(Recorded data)
* begin *

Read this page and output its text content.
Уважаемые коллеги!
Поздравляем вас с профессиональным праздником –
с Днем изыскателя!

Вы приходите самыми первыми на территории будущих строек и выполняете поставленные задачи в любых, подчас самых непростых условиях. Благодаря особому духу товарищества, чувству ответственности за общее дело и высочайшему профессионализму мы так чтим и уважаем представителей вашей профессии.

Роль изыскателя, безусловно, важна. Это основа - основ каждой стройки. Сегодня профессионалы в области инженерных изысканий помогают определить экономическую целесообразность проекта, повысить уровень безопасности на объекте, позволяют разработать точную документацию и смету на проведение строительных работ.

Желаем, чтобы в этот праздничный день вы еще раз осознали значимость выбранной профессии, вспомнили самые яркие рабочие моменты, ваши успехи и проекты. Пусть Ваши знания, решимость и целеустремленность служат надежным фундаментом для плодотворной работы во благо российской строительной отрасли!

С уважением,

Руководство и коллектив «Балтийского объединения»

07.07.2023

* end *
* begin *

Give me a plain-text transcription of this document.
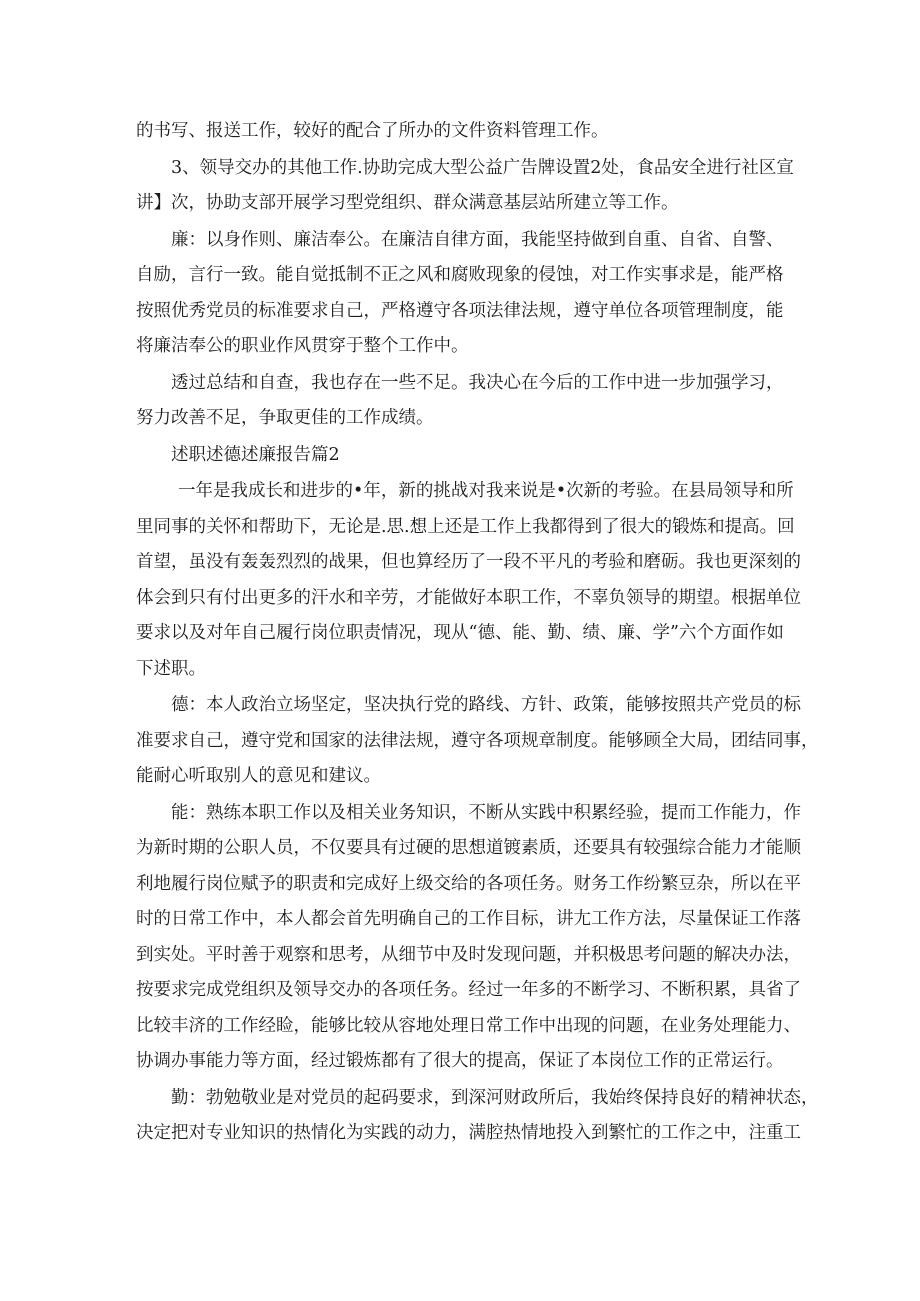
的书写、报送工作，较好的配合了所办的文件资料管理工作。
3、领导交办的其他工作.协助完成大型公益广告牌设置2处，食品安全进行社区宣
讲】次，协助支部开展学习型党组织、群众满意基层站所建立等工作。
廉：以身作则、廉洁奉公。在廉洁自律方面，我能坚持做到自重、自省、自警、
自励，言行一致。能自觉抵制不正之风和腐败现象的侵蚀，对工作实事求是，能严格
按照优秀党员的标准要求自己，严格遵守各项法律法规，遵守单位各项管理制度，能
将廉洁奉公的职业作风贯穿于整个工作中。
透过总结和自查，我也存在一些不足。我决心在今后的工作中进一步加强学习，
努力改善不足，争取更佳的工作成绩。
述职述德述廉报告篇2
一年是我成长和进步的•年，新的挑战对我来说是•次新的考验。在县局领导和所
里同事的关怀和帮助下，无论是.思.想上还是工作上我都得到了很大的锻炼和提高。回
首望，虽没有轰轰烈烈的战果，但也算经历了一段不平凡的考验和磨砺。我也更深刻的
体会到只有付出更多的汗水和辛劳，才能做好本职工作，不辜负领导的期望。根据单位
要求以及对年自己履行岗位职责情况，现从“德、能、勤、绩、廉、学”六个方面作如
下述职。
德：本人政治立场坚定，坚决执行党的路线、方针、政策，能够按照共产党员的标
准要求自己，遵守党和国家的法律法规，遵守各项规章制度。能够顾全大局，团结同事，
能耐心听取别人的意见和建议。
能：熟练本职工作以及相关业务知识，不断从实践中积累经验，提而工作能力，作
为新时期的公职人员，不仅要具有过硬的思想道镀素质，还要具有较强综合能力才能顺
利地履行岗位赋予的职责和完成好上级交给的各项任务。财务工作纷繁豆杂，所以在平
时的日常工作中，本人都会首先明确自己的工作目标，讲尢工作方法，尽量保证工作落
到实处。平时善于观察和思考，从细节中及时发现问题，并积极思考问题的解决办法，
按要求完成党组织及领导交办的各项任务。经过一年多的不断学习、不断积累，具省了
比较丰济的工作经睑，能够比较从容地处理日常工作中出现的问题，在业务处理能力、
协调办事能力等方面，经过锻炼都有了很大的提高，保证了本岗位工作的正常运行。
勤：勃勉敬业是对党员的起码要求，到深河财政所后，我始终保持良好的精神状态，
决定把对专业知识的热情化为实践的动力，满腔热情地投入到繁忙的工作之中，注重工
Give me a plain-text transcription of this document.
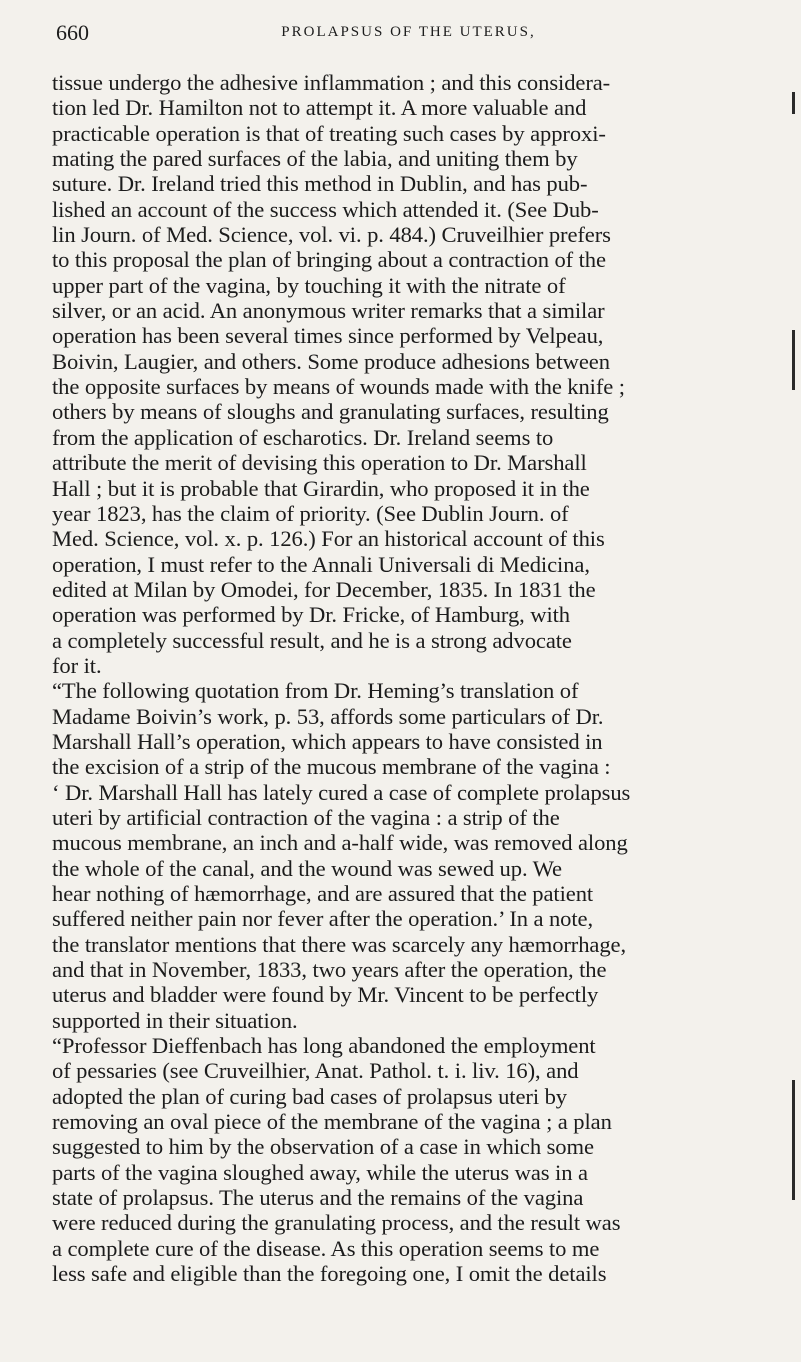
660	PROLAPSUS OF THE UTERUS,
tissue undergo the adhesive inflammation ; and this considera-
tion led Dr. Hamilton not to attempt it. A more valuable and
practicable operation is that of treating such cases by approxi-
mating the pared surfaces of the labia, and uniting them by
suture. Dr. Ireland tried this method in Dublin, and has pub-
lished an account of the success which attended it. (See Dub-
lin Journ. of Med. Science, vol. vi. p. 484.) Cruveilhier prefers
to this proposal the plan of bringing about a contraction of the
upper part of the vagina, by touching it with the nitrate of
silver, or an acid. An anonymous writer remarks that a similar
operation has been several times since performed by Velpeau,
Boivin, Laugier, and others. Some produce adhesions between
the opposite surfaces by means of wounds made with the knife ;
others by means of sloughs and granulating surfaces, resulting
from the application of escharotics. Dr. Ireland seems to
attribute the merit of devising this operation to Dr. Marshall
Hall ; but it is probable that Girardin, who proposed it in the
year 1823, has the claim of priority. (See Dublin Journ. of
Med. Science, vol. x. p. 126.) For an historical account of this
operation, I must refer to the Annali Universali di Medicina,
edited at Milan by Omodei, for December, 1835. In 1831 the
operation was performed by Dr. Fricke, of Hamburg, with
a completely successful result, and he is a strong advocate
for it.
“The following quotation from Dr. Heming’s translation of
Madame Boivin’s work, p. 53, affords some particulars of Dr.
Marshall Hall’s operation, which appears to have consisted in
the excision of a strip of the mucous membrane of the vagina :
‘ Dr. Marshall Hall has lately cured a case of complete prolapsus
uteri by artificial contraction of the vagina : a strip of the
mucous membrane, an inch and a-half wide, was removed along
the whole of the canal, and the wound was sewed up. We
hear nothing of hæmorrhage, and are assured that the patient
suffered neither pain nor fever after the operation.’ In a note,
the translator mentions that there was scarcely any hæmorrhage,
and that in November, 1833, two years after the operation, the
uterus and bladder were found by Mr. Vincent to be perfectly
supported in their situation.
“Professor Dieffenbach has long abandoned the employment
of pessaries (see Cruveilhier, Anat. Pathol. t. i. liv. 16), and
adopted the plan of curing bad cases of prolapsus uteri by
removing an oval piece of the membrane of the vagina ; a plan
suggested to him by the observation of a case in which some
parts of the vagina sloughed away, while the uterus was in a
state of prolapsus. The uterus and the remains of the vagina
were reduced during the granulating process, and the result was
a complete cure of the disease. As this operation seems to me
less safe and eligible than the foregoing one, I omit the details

* end *
* begin *

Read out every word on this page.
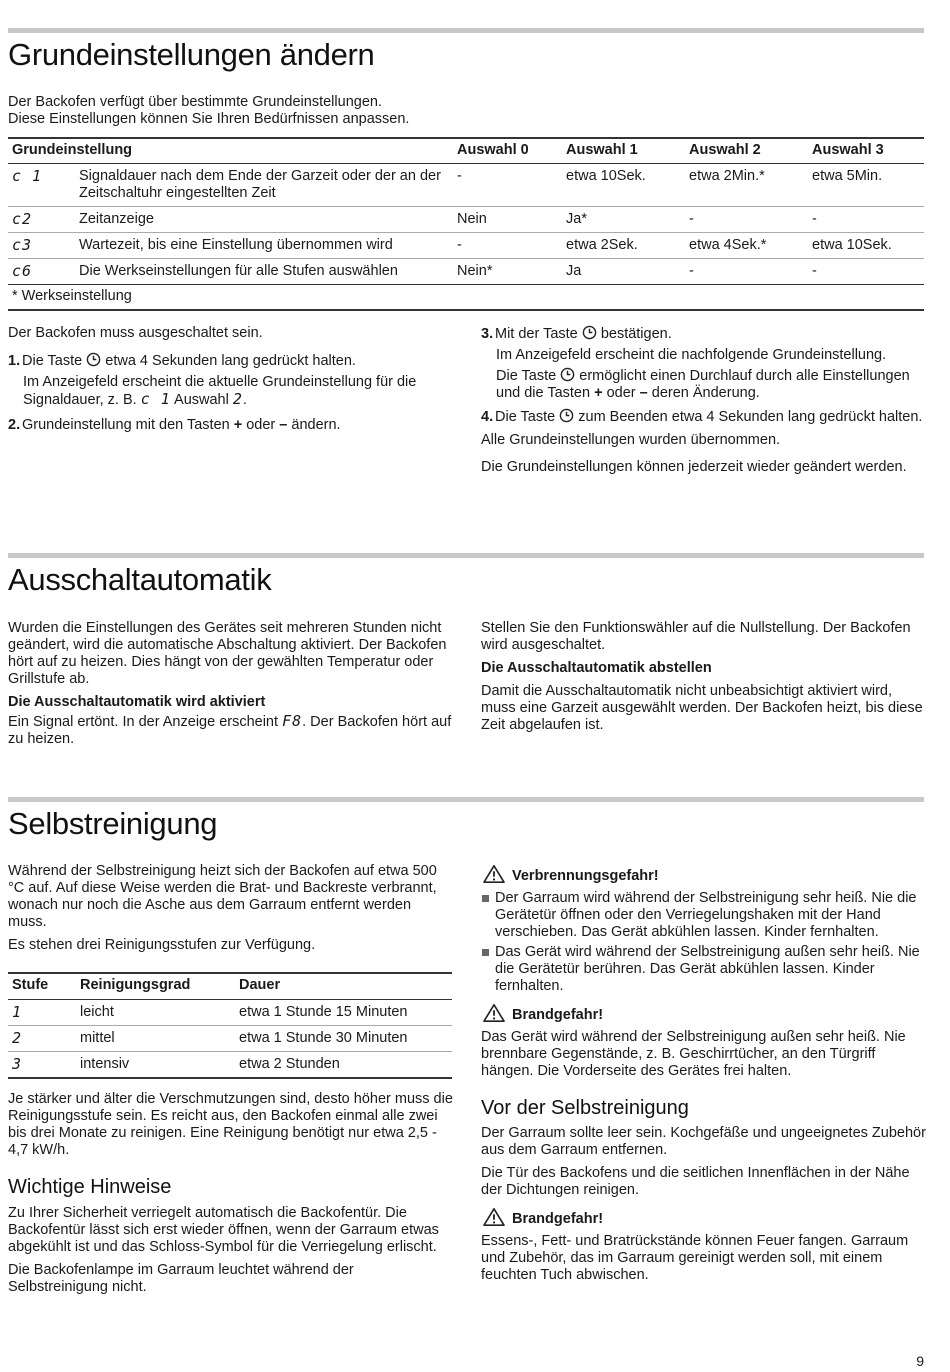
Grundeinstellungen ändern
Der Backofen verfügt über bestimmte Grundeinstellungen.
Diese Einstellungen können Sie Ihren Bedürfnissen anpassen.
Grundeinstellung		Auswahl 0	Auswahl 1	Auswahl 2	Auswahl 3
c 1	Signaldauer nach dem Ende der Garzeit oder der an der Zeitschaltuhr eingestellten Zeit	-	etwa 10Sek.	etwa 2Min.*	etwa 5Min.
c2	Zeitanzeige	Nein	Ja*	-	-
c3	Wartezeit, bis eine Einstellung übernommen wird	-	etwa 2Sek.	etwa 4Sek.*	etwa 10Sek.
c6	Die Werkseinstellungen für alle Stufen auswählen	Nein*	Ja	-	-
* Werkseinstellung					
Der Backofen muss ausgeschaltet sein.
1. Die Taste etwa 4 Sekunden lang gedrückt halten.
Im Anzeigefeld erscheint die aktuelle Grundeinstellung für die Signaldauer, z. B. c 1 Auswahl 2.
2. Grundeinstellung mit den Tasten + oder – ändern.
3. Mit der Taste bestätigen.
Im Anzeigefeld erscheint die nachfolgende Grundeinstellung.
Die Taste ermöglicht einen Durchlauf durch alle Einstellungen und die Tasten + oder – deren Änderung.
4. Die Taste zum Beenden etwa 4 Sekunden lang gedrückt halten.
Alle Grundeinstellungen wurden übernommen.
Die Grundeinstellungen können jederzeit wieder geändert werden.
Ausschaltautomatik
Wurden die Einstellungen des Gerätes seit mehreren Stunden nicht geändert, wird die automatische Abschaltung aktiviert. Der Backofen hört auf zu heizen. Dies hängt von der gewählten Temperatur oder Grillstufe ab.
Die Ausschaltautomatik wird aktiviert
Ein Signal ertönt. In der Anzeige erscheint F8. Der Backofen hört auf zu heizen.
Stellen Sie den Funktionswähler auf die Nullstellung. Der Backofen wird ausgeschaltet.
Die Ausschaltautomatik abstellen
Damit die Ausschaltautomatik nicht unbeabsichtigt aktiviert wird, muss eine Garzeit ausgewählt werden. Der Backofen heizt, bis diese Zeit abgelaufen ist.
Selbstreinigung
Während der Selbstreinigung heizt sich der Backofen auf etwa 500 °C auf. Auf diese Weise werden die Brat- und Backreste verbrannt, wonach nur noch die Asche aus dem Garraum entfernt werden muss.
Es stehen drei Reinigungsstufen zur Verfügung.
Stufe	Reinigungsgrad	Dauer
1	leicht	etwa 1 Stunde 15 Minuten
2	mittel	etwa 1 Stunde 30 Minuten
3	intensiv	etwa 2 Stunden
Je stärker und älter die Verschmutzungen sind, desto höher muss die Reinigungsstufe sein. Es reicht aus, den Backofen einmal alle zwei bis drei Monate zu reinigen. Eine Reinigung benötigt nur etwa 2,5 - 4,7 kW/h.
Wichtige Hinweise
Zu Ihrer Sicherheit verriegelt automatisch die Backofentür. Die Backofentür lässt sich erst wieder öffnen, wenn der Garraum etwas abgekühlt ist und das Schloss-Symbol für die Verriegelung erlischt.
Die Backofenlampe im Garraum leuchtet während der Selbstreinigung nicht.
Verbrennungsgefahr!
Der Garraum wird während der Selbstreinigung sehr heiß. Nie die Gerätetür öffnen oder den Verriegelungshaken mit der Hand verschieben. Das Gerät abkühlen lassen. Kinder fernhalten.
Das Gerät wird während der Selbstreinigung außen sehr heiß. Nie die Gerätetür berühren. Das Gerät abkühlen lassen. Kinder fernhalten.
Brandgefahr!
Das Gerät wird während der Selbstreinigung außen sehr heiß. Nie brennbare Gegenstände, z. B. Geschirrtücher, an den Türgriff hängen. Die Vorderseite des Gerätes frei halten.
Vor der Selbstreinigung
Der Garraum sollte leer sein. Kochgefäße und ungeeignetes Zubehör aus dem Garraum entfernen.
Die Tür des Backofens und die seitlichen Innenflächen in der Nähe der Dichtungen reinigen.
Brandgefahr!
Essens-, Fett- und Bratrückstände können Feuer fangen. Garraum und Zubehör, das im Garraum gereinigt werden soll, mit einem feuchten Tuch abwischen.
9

* end *

Given problem
Go through the listing above and pull out each line containing the word "Read".

Reply to the exercise
Read this page and output its text content.
Read out every word on this page.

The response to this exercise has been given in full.